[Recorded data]
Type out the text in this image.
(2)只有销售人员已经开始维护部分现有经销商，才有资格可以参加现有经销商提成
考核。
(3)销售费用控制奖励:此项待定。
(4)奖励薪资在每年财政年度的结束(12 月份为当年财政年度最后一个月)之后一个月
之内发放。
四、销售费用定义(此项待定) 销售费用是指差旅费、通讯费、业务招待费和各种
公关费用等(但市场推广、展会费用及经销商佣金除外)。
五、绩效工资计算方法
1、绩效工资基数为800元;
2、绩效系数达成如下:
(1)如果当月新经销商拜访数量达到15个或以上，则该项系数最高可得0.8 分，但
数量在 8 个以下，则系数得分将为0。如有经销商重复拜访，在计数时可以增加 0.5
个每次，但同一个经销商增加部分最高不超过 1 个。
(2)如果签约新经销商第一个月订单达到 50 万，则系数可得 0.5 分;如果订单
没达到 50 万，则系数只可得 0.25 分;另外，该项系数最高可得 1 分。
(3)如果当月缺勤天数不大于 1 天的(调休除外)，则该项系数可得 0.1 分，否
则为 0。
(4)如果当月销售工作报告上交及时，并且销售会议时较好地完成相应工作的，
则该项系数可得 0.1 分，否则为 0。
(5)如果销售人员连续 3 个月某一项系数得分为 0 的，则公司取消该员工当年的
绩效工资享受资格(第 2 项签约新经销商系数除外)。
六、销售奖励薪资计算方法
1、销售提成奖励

(EXERCISE DIRECTIONS):
Every line of the material must be returned exactly as it appears.

(OUTPUT BELOW):
Type out the text in this image.
(2)只有销售人员已经开始维护部分现有经销商，才有资格可以参加现有经销商提成
考核。
(3)销售费用控制奖励:此项待定。
(4)奖励薪资在每年财政年度的结束(12 月份为当年财政年度最后一个月)之后一个月
之内发放。
四、销售费用定义(此项待定) 销售费用是指差旅费、通讯费、业务招待费和各种
公关费用等(但市场推广、展会费用及经销商佣金除外)。
五、绩效工资计算方法
1、绩效工资基数为800元;
2、绩效系数达成如下:
(1)如果当月新经销商拜访数量达到15个或以上，则该项系数最高可得0.8 分，但
数量在 8 个以下，则系数得分将为0。如有经销商重复拜访，在计数时可以增加 0.5
个每次，但同一个经销商增加部分最高不超过 1 个。
(2)如果签约新经销商第一个月订单达到 50 万，则系数可得 0.5 分;如果订单
没达到 50 万，则系数只可得 0.25 分;另外，该项系数最高可得 1 分。
(3)如果当月缺勤天数不大于 1 天的(调休除外)，则该项系数可得 0.1 分，否
则为 0。
(4)如果当月销售工作报告上交及时，并且销售会议时较好地完成相应工作的，
则该项系数可得 0.1 分，否则为 0。
(5)如果销售人员连续 3 个月某一项系数得分为 0 的，则公司取消该员工当年的
绩效工资享受资格(第 2 项签约新经销商系数除外)。
六、销售奖励薪资计算方法
1、销售提成奖励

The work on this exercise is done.